Exact repetition of every entry is required.

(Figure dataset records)
________
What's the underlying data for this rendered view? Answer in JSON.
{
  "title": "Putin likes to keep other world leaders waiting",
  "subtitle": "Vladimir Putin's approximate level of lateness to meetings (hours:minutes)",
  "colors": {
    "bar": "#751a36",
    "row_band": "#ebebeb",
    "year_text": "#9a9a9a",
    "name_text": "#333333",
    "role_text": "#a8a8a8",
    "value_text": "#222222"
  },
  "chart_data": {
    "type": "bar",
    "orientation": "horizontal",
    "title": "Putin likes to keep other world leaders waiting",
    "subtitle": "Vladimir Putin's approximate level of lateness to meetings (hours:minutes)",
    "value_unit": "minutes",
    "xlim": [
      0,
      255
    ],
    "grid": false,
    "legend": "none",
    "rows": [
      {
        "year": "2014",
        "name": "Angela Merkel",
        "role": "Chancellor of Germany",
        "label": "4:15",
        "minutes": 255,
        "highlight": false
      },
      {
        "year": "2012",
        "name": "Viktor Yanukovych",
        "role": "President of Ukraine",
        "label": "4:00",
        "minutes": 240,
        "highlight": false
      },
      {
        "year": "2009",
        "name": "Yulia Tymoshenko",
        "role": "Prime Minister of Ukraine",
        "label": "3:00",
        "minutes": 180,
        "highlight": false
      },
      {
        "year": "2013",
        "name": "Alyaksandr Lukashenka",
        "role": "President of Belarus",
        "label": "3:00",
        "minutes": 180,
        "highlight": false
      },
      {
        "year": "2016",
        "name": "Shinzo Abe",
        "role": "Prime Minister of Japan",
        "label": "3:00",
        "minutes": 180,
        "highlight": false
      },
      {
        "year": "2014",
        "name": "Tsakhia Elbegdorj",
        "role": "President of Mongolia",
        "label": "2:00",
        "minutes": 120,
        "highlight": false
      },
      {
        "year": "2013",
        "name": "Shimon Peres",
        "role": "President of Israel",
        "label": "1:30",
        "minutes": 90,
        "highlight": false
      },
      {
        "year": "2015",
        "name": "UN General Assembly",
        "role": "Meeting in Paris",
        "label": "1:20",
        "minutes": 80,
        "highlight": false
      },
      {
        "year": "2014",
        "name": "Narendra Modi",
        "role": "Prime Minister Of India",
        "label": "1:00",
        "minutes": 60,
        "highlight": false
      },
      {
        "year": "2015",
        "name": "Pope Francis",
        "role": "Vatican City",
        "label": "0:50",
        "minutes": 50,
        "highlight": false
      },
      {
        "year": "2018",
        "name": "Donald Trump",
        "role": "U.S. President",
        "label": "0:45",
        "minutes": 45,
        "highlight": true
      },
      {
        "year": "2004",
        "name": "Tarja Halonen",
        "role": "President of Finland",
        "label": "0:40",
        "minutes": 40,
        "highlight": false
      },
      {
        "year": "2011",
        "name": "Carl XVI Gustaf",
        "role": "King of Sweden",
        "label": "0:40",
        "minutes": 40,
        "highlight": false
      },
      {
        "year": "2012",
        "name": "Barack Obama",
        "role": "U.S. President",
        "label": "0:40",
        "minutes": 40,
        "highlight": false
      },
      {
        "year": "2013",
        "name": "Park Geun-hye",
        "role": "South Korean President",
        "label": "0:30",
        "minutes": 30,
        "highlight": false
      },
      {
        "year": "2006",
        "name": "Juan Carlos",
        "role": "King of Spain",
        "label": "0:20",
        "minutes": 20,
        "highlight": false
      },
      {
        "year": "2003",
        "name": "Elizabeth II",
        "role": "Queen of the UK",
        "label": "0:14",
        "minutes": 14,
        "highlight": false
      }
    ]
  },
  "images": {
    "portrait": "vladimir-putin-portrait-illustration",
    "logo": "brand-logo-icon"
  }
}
________
■ THE COMPLETED TASK ■
What's the underlying data for this rendered view? Answer in JSON.
{
  "title": "Putin likes to keep other world leaders waiting",
  "subtitle": "Vladimir Putin's approximate level of lateness to meetings (hours:minutes)",
  "colors": {
    "bar": "#751a36",
    "row_band": "#ebebeb",
    "year_text": "#9a9a9a",
    "name_text": "#333333",
    "role_text": "#a8a8a8",
    "value_text": "#222222"
  },
  "chart_data": {
    "type": "bar",
    "orientation": "horizontal",
    "title": "Putin likes to keep other world leaders waiting",
    "subtitle": "Vladimir Putin's approximate level of lateness to meetings (hours:minutes)",
    "value_unit": "minutes",
    "xlim": [
      0,
      255
    ],
    "grid": false,
    "legend": "none",
    "rows": [
      {
        "year": "2014",
        "name": "Angela Merkel",
        "role": "Chancellor of Germany",
        "label": "4:15",
        "minutes": 255,
        "highlight": false
      },
      {
        "year": "2012",
        "name": "Viktor Yanukovych",
        "role": "President of Ukraine",
        "label": "4:00",
        "minutes": 240,
        "highlight": false
      },
      {
        "year": "2009",
        "name": "Yulia Tymoshenko",
        "role": "Prime Minister of Ukraine",
        "label": "3:00",
        "minutes": 180,
        "highlight": false
      },
      {
        "year": "2013",
        "name": "Alyaksandr Lukashenka",
        "role": "President of Belarus",
        "label": "3:00",
        "minutes": 180,
        "highlight": false
      },
      {
        "year": "2016",
        "name": "Shinzo Abe",
        "role": "Prime Minister of Japan",
        "label": "3:00",
        "minutes": 180,
        "highlight": false
      },
      {
        "year": "2014",
        "name": "Tsakhia Elbegdorj",
        "role": "President of Mongolia",
        "label": "2:00",
        "minutes": 120,
        "highlight": false
      },
      {
        "year": "2013",
        "name": "Shimon Peres",
        "role": "President of Israel",
        "label": "1:30",
        "minutes": 90,
        "highlight": false
      },
      {
        "year": "2015",
        "name": "UN General Assembly",
        "role": "Meeting in Paris",
        "label": "1:20",
        "minutes": 80,
        "highlight": false
      },
      {
        "year": "2014",
        "name": "Narendra Modi",
        "role": "Prime Minister Of India",
        "label": "1:00",
        "minutes": 60,
        "highlight": false
      },
      {
        "year": "2015",
        "name": "Pope Francis",
        "role": "Vatican City",
        "label": "0:50",
        "minutes": 50,
        "highlight": false
      },
      {
        "year": "2018",
        "name": "Donald Trump",
        "role": "U.S. President",
        "label": "0:45",
        "minutes": 45,
        "highlight": true
      },
      {
        "year": "2004",
        "name": "Tarja Halonen",
        "role": "President of Finland",
        "label": "0:40",
        "minutes": 40,
        "highlight": false
      },
      {
        "year": "2011",
        "name": "Carl XVI Gustaf",
        "role": "King of Sweden",
        "label": "0:40",
        "minutes": 40,
        "highlight": false
      },
      {
        "year": "2012",
        "name": "Barack Obama",
        "role": "U.S. President",
        "label": "0:40",
        "minutes": 40,
        "highlight": false
      },
      {
        "year": "2013",
        "name": "Park Geun-hye",
        "role": "South Korean President",
        "label": "0:30",
        "minutes": 30,
        "highlight": false
      },
      {
        "year": "2006",
        "name": "Juan Carlos",
        "role": "King of Spain",
        "label": "0:20",
        "minutes": 20,
        "highlight": false
      },
      {
        "year": "2003",
        "name": "Elizabeth II",
        "role": "Queen of the UK",
        "label": "0:14",
        "minutes": 14,
        "highlight": false
      }
    ]
  },
  "images": {
    "portrait": "vladimir-putin-portrait-illustration",
    "logo": "brand-logo-icon"
  }
}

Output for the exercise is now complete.